* begin GIVEN RECORDS *
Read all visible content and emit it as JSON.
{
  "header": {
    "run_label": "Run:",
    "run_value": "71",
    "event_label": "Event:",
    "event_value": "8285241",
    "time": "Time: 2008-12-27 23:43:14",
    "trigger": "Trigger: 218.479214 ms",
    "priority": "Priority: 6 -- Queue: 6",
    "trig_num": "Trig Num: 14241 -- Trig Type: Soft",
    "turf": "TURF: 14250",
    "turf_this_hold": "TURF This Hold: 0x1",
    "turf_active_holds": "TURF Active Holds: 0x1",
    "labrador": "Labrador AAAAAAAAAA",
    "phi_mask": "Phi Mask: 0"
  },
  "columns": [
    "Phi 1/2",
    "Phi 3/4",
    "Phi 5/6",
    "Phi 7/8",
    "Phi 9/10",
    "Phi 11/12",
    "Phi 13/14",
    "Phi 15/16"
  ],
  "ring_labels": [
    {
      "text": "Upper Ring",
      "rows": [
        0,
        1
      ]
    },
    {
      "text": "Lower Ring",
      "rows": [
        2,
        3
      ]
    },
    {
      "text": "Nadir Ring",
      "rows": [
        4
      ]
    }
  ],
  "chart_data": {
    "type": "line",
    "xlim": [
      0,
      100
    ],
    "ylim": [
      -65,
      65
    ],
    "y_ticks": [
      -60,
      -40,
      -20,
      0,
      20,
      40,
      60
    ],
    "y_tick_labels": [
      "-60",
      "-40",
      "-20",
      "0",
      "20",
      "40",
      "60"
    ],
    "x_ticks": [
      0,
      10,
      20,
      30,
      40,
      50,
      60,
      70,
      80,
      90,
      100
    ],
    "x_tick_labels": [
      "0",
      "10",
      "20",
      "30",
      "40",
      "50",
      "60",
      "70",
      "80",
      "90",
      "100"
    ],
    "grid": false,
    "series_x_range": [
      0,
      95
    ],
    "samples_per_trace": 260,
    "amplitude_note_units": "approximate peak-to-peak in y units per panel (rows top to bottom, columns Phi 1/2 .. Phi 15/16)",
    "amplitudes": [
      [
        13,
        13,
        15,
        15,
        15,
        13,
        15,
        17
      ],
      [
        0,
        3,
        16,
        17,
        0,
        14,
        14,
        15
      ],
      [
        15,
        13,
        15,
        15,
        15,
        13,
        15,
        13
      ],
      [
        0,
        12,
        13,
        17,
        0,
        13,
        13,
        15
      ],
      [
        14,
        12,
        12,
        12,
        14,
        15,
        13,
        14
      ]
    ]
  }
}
* end GIVEN RECORDS *
EXERCISE TASK: Return every line of the material exactly.

SOLUTION FOR THIS PROBLEM:
Read all visible content and emit it as JSON.
{
  "header": {
    "run_label": "Run:",
    "run_value": "71",
    "event_label": "Event:",
    "event_value": "8285241",
    "time": "Time: 2008-12-27 23:43:14",
    "trigger": "Trigger: 218.479214 ms",
    "priority": "Priority: 6 -- Queue: 6",
    "trig_num": "Trig Num: 14241 -- Trig Type: Soft",
    "turf": "TURF: 14250",
    "turf_this_hold": "TURF This Hold: 0x1",
    "turf_active_holds": "TURF Active Holds: 0x1",
    "labrador": "Labrador AAAAAAAAAA",
    "phi_mask": "Phi Mask: 0"
  },
  "columns": [
    "Phi 1/2",
    "Phi 3/4",
    "Phi 5/6",
    "Phi 7/8",
    "Phi 9/10",
    "Phi 11/12",
    "Phi 13/14",
    "Phi 15/16"
  ],
  "ring_labels": [
    {
      "text": "Upper Ring",
      "rows": [
        0,
        1
      ]
    },
    {
      "text": "Lower Ring",
      "rows": [
        2,
        3
      ]
    },
    {
      "text": "Nadir Ring",
      "rows": [
        4
      ]
    }
  ],
  "chart_data": {
    "type": "line",
    "xlim": [
      0,
      100
    ],
    "ylim": [
      -65,
      65
    ],
    "y_ticks": [
      -60,
      -40,
      -20,
      0,
      20,
      40,
      60
    ],
    "y_tick_labels": [
      "-60",
      "-40",
      "-20",
      "0",
      "20",
      "40",
      "60"
    ],
    "x_ticks": [
      0,
      10,
      20,
      30,
      40,
      50,
      60,
      70,
      80,
      90,
      100
    ],
    "x_tick_labels": [
      "0",
      "10",
      "20",
      "30",
      "40",
      "50",
      "60",
      "70",
      "80",
      "90",
      "100"
    ],
    "grid": false,
    "series_x_range": [
      0,
      95
    ],
    "samples_per_trace": 260,
    "amplitude_note_units": "approximate peak-to-peak in y units per panel (rows top to bottom, columns Phi 1/2 .. Phi 15/16)",
    "amplitudes": [
      [
        13,
        13,
        15,
        15,
        15,
        13,
        15,
        17
      ],
      [
        0,
        3,
        16,
        17,
        0,
        14,
        14,
        15
      ],
      [
        15,
        13,
        15,
        15,
        15,
        13,
        15,
        13
      ],
      [
        0,
        12,
        13,
        17,
        0,
        13,
        13,
        15
      ],
      [
        14,
        12,
        12,
        12,
        14,
        15,
        13,
        14
      ]
    ]
  }
}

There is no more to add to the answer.